## Record list
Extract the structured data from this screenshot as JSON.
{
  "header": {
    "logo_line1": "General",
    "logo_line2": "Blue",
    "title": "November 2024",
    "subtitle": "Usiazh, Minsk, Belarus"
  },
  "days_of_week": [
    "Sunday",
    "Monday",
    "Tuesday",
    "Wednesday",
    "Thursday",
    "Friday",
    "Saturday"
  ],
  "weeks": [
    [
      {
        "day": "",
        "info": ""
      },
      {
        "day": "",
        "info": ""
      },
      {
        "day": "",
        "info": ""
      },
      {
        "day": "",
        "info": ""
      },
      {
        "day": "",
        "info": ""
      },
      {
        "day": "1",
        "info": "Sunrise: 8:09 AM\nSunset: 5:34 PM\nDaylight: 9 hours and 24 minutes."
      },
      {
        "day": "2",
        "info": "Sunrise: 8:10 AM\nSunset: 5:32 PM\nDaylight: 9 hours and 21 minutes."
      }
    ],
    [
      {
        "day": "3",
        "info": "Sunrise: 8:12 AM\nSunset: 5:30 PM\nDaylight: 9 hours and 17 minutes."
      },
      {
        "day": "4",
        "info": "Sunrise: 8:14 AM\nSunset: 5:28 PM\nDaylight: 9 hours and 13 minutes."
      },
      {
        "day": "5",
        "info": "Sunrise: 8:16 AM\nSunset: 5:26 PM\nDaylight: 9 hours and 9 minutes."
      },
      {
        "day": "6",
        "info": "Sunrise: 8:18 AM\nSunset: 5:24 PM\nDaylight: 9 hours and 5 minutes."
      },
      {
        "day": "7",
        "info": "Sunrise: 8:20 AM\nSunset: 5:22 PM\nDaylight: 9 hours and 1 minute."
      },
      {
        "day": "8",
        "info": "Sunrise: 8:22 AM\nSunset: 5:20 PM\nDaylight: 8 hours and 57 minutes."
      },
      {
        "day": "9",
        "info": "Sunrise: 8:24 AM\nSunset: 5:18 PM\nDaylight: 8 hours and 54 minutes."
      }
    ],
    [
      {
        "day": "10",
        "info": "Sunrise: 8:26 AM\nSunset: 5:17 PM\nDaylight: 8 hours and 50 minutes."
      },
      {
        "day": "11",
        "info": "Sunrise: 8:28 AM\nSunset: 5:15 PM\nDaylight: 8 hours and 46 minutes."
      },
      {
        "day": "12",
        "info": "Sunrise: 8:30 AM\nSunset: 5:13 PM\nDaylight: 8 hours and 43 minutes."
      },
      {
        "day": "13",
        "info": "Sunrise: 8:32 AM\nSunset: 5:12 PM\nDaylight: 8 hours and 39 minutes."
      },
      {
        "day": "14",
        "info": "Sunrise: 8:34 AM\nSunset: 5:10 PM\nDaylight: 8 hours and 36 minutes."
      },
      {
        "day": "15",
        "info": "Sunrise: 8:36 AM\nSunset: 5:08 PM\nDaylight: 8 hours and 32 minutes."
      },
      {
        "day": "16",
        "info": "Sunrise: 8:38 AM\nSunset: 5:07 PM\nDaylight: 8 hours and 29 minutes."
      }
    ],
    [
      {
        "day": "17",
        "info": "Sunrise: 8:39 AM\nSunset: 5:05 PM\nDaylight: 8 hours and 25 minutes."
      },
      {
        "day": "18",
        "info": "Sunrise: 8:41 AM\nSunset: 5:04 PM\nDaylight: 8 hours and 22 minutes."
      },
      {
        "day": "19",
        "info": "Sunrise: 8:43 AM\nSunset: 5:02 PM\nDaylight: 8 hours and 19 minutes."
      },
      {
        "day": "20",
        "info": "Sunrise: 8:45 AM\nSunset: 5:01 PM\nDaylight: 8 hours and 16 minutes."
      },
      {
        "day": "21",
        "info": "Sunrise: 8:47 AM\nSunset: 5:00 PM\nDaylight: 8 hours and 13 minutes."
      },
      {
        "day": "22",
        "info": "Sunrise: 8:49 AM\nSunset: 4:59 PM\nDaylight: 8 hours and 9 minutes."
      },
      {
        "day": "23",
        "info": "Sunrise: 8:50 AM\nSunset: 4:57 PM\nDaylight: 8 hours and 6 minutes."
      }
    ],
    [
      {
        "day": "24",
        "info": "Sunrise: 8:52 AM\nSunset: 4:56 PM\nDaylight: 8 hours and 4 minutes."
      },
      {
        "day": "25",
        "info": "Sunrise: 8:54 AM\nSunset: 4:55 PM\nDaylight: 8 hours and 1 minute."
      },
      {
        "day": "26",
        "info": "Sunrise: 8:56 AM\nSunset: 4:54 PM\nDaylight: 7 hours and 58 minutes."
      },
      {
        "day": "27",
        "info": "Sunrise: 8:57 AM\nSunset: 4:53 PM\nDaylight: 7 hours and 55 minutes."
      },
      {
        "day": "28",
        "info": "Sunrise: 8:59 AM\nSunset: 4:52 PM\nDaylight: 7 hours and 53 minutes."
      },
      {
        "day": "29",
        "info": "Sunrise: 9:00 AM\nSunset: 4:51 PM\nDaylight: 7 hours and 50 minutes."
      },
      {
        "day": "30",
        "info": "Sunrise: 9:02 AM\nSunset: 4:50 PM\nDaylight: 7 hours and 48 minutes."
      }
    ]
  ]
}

## Short exercise
Transcribe every entry word for word.

## Exercise output
Extract the structured data from this screenshot as JSON.
{
  "header": {
    "logo_line1": "General",
    "logo_line2": "Blue",
    "title": "November 2024",
    "subtitle": "Usiazh, Minsk, Belarus"
  },
  "days_of_week": [
    "Sunday",
    "Monday",
    "Tuesday",
    "Wednesday",
    "Thursday",
    "Friday",
    "Saturday"
  ],
  "weeks": [
    [
      {
        "day": "",
        "info": ""
      },
      {
        "day": "",
        "info": ""
      },
      {
        "day": "",
        "info": ""
      },
      {
        "day": "",
        "info": ""
      },
      {
        "day": "",
        "info": ""
      },
      {
        "day": "1",
        "info": "Sunrise: 8:09 AM\nSunset: 5:34 PM\nDaylight: 9 hours and 24 minutes."
      },
      {
        "day": "2",
        "info": "Sunrise: 8:10 AM\nSunset: 5:32 PM\nDaylight: 9 hours and 21 minutes."
      }
    ],
    [
      {
        "day": "3",
        "info": "Sunrise: 8:12 AM\nSunset: 5:30 PM\nDaylight: 9 hours and 17 minutes."
      },
      {
        "day": "4",
        "info": "Sunrise: 8:14 AM\nSunset: 5:28 PM\nDaylight: 9 hours and 13 minutes."
      },
      {
        "day": "5",
        "info": "Sunrise: 8:16 AM\nSunset: 5:26 PM\nDaylight: 9 hours and 9 minutes."
      },
      {
        "day": "6",
        "info": "Sunrise: 8:18 AM\nSunset: 5:24 PM\nDaylight: 9 hours and 5 minutes."
      },
      {
        "day": "7",
        "info": "Sunrise: 8:20 AM\nSunset: 5:22 PM\nDaylight: 9 hours and 1 minute."
      },
      {
        "day": "8",
        "info": "Sunrise: 8:22 AM\nSunset: 5:20 PM\nDaylight: 8 hours and 57 minutes."
      },
      {
        "day": "9",
        "info": "Sunrise: 8:24 AM\nSunset: 5:18 PM\nDaylight: 8 hours and 54 minutes."
      }
    ],
    [
      {
        "day": "10",
        "info": "Sunrise: 8:26 AM\nSunset: 5:17 PM\nDaylight: 8 hours and 50 minutes."
      },
      {
        "day": "11",
        "info": "Sunrise: 8:28 AM\nSunset: 5:15 PM\nDaylight: 8 hours and 46 minutes."
      },
      {
        "day": "12",
        "info": "Sunrise: 8:30 AM\nSunset: 5:13 PM\nDaylight: 8 hours and 43 minutes."
      },
      {
        "day": "13",
        "info": "Sunrise: 8:32 AM\nSunset: 5:12 PM\nDaylight: 8 hours and 39 minutes."
      },
      {
        "day": "14",
        "info": "Sunrise: 8:34 AM\nSunset: 5:10 PM\nDaylight: 8 hours and 36 minutes."
      },
      {
        "day": "15",
        "info": "Sunrise: 8:36 AM\nSunset: 5:08 PM\nDaylight: 8 hours and 32 minutes."
      },
      {
        "day": "16",
        "info": "Sunrise: 8:38 AM\nSunset: 5:07 PM\nDaylight: 8 hours and 29 minutes."
      }
    ],
    [
      {
        "day": "17",
        "info": "Sunrise: 8:39 AM\nSunset: 5:05 PM\nDaylight: 8 hours and 25 minutes."
      },
      {
        "day": "18",
        "info": "Sunrise: 8:41 AM\nSunset: 5:04 PM\nDaylight: 8 hours and 22 minutes."
      },
      {
        "day": "19",
        "info": "Sunrise: 8:43 AM\nSunset: 5:02 PM\nDaylight: 8 hours and 19 minutes."
      },
      {
        "day": "20",
        "info": "Sunrise: 8:45 AM\nSunset: 5:01 PM\nDaylight: 8 hours and 16 minutes."
      },
      {
        "day": "21",
        "info": "Sunrise: 8:47 AM\nSunset: 5:00 PM\nDaylight: 8 hours and 13 minutes."
      },
      {
        "day": "22",
        "info": "Sunrise: 8:49 AM\nSunset: 4:59 PM\nDaylight: 8 hours and 9 minutes."
      },
      {
        "day": "23",
        "info": "Sunrise: 8:50 AM\nSunset: 4:57 PM\nDaylight: 8 hours and 6 minutes."
      }
    ],
    [
      {
        "day": "24",
        "info": "Sunrise: 8:52 AM\nSunset: 4:56 PM\nDaylight: 8 hours and 4 minutes."
      },
      {
        "day": "25",
        "info": "Sunrise: 8:54 AM\nSunset: 4:55 PM\nDaylight: 8 hours and 1 minute."
      },
      {
        "day": "26",
        "info": "Sunrise: 8:56 AM\nSunset: 4:54 PM\nDaylight: 7 hours and 58 minutes."
      },
      {
        "day": "27",
        "info": "Sunrise: 8:57 AM\nSunset: 4:53 PM\nDaylight: 7 hours and 55 minutes."
      },
      {
        "day": "28",
        "info": "Sunrise: 8:59 AM\nSunset: 4:52 PM\nDaylight: 7 hours and 53 minutes."
      },
      {
        "day": "29",
        "info": "Sunrise: 9:00 AM\nSunset: 4:51 PM\nDaylight: 7 hours and 50 minutes."
      },
      {
        "day": "30",
        "info": "Sunrise: 9:02 AM\nSunset: 4:50 PM\nDaylight: 7 hours and 48 minutes."
      }
    ]
  ]
}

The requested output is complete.